Directions —
Examine the entries and show every line in which the word "below" is found.
-*-
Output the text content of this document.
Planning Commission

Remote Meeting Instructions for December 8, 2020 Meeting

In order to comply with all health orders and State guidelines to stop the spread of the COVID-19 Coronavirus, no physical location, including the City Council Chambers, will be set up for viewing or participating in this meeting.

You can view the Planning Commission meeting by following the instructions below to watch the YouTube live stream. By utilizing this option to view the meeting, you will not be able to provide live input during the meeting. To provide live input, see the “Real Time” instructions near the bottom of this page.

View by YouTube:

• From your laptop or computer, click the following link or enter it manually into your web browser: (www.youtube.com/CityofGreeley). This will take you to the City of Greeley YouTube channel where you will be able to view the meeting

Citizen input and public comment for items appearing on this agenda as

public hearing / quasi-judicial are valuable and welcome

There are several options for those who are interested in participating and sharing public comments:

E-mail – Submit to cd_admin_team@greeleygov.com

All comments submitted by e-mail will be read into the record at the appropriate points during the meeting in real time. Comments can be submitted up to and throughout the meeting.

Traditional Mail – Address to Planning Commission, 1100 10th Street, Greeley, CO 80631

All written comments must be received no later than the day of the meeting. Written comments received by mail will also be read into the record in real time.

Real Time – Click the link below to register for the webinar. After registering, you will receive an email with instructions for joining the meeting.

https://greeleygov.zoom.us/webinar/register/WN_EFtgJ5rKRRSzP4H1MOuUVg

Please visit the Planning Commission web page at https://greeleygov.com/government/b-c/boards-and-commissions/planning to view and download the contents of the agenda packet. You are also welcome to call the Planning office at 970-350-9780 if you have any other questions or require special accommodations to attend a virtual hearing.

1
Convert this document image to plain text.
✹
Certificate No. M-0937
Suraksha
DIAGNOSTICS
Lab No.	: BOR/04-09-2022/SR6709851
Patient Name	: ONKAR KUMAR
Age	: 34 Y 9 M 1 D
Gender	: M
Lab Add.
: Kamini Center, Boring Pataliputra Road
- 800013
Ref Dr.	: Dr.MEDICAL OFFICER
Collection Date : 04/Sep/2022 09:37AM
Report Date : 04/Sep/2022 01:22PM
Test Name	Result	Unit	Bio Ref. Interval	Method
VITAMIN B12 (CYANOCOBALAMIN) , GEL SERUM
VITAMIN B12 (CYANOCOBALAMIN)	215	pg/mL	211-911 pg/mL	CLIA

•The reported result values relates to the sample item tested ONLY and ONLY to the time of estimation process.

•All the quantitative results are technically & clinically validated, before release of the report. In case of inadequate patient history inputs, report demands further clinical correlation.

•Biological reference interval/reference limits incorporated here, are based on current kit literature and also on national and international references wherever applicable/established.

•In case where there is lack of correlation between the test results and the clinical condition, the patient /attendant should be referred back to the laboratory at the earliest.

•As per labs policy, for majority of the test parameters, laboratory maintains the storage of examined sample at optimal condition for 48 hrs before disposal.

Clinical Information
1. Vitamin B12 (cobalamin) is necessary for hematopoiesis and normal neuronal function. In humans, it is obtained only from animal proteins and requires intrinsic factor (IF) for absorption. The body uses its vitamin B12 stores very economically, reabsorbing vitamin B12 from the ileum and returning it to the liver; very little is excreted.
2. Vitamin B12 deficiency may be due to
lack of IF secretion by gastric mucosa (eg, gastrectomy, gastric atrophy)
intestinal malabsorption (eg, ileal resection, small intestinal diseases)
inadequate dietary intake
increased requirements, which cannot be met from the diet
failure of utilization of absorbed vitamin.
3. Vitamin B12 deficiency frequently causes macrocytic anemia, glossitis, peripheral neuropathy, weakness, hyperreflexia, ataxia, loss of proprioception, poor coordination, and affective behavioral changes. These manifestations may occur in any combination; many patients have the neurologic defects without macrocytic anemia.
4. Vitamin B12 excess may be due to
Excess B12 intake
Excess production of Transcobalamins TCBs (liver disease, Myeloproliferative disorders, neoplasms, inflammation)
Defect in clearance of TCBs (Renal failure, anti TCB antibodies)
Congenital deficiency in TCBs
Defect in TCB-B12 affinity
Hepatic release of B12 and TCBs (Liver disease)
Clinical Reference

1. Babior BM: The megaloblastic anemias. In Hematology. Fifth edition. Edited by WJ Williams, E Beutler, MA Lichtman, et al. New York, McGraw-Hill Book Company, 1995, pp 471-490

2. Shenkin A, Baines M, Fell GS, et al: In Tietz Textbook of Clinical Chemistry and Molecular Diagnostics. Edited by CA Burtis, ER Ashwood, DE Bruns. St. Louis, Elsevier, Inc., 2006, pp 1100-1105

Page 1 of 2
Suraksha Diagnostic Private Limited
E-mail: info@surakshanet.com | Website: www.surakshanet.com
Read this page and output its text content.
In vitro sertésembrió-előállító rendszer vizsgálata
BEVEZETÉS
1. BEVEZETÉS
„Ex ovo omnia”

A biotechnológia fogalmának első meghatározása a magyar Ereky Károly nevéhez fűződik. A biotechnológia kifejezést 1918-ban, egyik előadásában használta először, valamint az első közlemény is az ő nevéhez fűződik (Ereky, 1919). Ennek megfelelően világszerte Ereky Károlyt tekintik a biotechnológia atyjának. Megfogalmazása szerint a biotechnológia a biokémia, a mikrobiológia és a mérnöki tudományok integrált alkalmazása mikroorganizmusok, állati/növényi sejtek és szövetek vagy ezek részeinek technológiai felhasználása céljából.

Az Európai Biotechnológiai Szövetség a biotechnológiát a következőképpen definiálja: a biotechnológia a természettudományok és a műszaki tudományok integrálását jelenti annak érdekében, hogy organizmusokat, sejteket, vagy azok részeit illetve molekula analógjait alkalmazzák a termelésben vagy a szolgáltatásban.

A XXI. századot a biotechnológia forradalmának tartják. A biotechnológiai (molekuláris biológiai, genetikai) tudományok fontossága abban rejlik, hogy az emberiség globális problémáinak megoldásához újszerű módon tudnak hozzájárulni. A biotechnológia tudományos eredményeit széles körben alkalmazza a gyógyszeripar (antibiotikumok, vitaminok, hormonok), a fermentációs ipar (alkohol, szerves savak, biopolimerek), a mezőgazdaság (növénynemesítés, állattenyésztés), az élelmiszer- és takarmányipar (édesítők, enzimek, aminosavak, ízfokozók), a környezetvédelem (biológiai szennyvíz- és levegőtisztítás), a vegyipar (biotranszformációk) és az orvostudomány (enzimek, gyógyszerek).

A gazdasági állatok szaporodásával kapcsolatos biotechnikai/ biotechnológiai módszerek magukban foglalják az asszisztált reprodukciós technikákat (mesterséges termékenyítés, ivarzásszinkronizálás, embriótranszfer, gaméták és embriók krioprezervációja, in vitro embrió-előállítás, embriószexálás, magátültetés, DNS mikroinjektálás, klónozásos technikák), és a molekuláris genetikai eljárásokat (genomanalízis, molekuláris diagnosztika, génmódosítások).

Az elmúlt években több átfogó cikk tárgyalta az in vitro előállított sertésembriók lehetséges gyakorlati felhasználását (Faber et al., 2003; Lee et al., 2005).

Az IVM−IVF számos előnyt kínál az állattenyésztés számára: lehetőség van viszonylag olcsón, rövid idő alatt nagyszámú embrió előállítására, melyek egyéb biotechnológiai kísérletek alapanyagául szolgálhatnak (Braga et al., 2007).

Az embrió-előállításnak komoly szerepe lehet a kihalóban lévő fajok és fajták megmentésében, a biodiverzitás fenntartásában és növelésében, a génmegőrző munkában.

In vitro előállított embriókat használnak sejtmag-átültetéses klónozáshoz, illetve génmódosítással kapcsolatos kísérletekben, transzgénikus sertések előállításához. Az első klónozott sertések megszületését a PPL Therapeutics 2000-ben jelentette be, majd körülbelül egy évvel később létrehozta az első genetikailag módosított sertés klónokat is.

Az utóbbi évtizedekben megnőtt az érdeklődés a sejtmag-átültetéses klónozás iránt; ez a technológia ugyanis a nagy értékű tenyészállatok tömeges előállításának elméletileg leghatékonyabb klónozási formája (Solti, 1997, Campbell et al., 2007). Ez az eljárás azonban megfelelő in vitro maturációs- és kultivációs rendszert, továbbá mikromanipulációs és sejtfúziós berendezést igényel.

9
-*-
Output of the task —
You can view the Planning Commission meeting by following the instructions below to watch the YouTube live stream. By utilizing this option to view the meeting, you will not be able to provide live input during the meeting. To provide live input, see the “Real Time” instructions near the bottom of this page.
Real Time – Click the link below to register for the webinar. After registering, you will receive an email with instructions for joining the meeting.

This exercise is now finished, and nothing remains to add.